Copy the data exactly as it appears, and do not include any pictures.

★ ★ ★

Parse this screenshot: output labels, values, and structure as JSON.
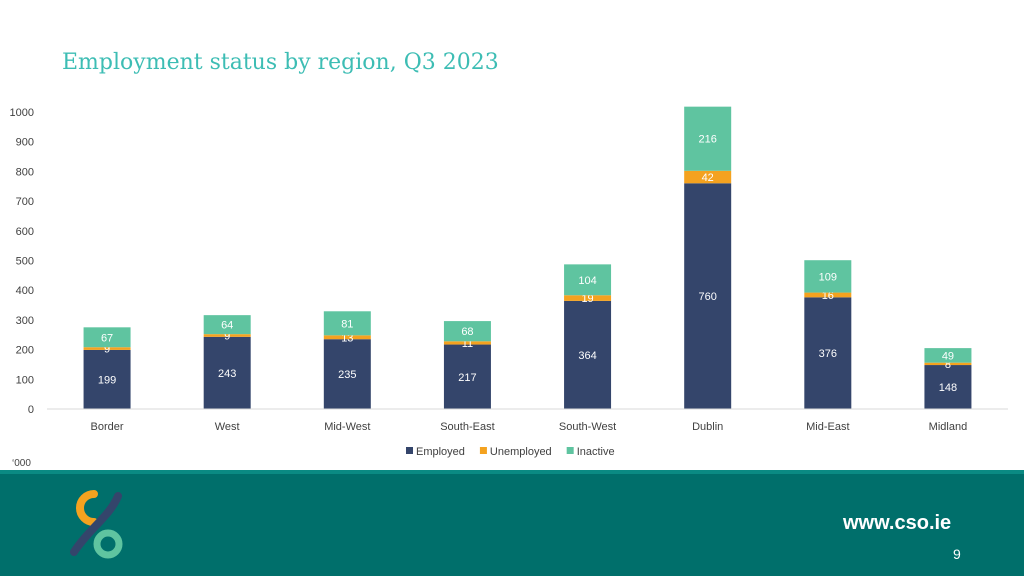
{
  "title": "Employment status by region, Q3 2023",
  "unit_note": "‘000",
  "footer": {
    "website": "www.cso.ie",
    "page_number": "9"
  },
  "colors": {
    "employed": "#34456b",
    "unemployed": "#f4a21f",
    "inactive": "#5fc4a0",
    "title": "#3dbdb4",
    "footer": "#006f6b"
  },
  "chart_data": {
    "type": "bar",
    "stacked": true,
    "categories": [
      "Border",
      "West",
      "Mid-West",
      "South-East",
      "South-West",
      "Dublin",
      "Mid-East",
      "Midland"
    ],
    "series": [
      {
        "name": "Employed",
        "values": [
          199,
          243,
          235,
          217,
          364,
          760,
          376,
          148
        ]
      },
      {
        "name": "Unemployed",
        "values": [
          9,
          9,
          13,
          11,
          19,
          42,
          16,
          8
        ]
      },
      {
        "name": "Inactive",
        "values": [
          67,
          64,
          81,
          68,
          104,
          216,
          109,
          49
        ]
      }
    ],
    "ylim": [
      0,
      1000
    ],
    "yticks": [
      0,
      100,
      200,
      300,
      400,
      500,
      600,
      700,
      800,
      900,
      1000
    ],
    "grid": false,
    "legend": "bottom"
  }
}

★ ★ ★

▶ _Result_:
Parse this screenshot: output labels, values, and structure as JSON.
{
  "title": "Employment status by region, Q3 2023",
  "unit_note": "‘000",
  "footer": {
    "website": "www.cso.ie",
    "page_number": "9"
  },
  "colors": {
    "employed": "#34456b",
    "unemployed": "#f4a21f",
    "inactive": "#5fc4a0",
    "title": "#3dbdb4",
    "footer": "#006f6b"
  },
  "chart_data": {
    "type": "bar",
    "stacked": true,
    "categories": [
      "Border",
      "West",
      "Mid-West",
      "South-East",
      "South-West",
      "Dublin",
      "Mid-East",
      "Midland"
    ],
    "series": [
      {
        "name": "Employed",
        "values": [
          199,
          243,
          235,
          217,
          364,
          760,
          376,
          148
        ]
      },
      {
        "name": "Unemployed",
        "values": [
          9,
          9,
          13,
          11,
          19,
          42,
          16,
          8
        ]
      },
      {
        "name": "Inactive",
        "values": [
          67,
          64,
          81,
          68,
          104,
          216,
          109,
          49
        ]
      }
    ],
    "ylim": [
      0,
      1000
    ],
    "yticks": [
      0,
      100,
      200,
      300,
      400,
      500,
      600,
      700,
      800,
      900,
      1000
    ],
    "grid": false,
    "legend": "bottom"
  }
}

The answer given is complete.